━━ Given data

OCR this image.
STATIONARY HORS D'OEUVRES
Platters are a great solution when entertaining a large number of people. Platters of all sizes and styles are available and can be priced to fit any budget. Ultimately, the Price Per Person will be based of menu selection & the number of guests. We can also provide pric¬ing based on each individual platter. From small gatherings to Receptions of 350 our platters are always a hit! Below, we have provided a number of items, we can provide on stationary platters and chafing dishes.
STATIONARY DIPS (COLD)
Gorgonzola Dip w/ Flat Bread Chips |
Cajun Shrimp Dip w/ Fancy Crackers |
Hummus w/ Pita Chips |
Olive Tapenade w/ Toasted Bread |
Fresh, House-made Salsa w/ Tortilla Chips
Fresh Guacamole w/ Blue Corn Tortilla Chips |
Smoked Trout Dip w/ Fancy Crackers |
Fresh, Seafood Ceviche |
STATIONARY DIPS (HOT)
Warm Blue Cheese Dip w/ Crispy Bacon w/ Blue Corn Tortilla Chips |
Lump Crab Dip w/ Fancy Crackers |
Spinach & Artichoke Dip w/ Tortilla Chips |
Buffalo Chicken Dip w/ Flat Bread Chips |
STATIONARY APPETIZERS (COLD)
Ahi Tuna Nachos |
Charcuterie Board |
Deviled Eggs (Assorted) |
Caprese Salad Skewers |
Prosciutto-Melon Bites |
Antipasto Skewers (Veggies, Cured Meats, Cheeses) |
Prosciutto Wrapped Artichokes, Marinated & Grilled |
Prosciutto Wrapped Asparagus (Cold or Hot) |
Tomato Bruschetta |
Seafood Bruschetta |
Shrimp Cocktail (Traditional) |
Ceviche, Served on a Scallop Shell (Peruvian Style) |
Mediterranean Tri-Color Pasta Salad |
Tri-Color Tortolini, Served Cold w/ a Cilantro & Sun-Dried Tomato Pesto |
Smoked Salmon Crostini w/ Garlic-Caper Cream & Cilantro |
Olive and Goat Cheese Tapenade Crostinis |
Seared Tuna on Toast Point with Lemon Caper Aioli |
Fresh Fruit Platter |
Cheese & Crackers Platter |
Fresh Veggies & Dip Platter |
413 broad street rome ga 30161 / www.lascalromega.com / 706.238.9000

━━━━

● Written request: Transcribe every line of the data, exactly as it stands.

● The result:
OCR this image.
STATIONARY HORS D'OEUVRES
Platters are a great solution when entertaining a large number of people. Platters of all sizes and styles are available and can be priced to fit any budget. Ultimately, the Price Per Person will be based of menu selection & the number of guests. We can also provide pric¬ing based on each individual platter. From small gatherings to Receptions of 350 our platters are always a hit! Below, we have provided a number of items, we can provide on stationary platters and chafing dishes.
STATIONARY DIPS (COLD)
Gorgonzola Dip w/ Flat Bread Chips |
Cajun Shrimp Dip w/ Fancy Crackers |
Hummus w/ Pita Chips |
Olive Tapenade w/ Toasted Bread |
Fresh, House-made Salsa w/ Tortilla Chips
Fresh Guacamole w/ Blue Corn Tortilla Chips |
Smoked Trout Dip w/ Fancy Crackers |
Fresh, Seafood Ceviche |
STATIONARY DIPS (HOT)
Warm Blue Cheese Dip w/ Crispy Bacon w/ Blue Corn Tortilla Chips |
Lump Crab Dip w/ Fancy Crackers |
Spinach & Artichoke Dip w/ Tortilla Chips |
Buffalo Chicken Dip w/ Flat Bread Chips |
STATIONARY APPETIZERS (COLD)
Ahi Tuna Nachos |
Charcuterie Board |
Deviled Eggs (Assorted) |
Caprese Salad Skewers |
Prosciutto-Melon Bites |
Antipasto Skewers (Veggies, Cured Meats, Cheeses) |
Prosciutto Wrapped Artichokes, Marinated & Grilled |
Prosciutto Wrapped Asparagus (Cold or Hot) |
Tomato Bruschetta |
Seafood Bruschetta |
Shrimp Cocktail (Traditional) |
Ceviche, Served on a Scallop Shell (Peruvian Style) |
Mediterranean Tri-Color Pasta Salad |
Tri-Color Tortolini, Served Cold w/ a Cilantro & Sun-Dried Tomato Pesto |
Smoked Salmon Crostini w/ Garlic-Caper Cream & Cilantro |
Olive and Goat Cheese Tapenade Crostinis |
Seared Tuna on Toast Point with Lemon Caper Aioli |
Fresh Fruit Platter |
Cheese & Crackers Platter |
Fresh Veggies & Dip Platter |
413 broad street rome ga 30161 / www.lascalromega.com / 706.238.9000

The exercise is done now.